■ **Exercise instructions**:
Each line containing the word "действий" needs to be copied.

■ **Extracted data entries**:
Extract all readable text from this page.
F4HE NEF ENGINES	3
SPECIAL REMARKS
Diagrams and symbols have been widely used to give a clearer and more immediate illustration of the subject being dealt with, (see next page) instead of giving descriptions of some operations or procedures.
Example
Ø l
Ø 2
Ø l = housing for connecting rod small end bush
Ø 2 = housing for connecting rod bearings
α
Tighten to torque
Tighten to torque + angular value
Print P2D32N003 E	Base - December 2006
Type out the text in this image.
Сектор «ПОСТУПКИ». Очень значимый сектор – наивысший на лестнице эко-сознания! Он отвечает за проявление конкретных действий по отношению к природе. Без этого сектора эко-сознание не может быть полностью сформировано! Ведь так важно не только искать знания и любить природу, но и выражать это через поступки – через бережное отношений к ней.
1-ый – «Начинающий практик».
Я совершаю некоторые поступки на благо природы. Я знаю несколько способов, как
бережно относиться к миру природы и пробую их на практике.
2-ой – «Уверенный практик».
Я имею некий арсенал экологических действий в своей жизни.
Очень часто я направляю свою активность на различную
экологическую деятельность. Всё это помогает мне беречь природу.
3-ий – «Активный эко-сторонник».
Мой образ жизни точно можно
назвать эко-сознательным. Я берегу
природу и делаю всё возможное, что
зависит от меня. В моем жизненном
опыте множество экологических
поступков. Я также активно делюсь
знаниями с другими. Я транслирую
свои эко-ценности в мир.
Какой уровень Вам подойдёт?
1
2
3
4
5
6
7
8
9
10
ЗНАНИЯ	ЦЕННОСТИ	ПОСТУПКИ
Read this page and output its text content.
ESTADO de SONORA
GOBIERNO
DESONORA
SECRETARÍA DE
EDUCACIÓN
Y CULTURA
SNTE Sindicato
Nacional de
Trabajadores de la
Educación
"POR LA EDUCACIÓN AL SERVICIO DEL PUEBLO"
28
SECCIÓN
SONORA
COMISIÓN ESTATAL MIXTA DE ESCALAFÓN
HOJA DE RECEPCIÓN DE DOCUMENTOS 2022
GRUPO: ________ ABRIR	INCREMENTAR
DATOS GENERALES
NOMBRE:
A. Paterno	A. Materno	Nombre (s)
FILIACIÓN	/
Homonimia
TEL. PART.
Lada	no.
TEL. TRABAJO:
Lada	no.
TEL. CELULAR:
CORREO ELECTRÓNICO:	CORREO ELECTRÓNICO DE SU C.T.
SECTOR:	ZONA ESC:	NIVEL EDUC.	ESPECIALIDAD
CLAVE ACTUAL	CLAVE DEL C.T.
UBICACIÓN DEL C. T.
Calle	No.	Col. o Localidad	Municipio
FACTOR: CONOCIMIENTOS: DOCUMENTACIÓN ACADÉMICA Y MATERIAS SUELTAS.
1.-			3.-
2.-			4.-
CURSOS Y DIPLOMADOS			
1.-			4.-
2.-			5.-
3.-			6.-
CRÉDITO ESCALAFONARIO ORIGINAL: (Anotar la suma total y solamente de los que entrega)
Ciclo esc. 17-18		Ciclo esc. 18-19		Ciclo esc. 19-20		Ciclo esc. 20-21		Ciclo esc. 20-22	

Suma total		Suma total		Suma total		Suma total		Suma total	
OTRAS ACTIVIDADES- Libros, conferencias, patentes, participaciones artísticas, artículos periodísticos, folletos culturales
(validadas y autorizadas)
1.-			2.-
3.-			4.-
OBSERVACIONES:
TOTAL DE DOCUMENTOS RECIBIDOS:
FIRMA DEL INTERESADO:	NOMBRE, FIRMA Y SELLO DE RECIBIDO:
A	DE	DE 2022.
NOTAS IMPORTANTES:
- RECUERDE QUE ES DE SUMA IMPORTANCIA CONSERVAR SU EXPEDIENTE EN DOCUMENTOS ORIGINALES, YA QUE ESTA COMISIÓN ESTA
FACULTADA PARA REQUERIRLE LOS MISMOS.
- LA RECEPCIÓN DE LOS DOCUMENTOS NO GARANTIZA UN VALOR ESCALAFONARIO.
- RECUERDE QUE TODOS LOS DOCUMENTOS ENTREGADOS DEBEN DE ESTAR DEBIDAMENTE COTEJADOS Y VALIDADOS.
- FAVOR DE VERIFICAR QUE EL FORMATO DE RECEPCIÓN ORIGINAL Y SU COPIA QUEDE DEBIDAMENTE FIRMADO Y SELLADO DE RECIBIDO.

■ **Task response**:
Сектор «ПОСТУПКИ». Очень значимый сектор – наивысший на лестнице эко-сознания! Он отвечает за проявление конкретных действий по отношению к природе. Без этого сектора эко-сознание не может быть полностью сформировано! Ведь так важно не только искать знания и любить природу, но и выражать это через поступки – через бережное отношений к ней.
Я имею некий арсенал экологических действий в своей жизни.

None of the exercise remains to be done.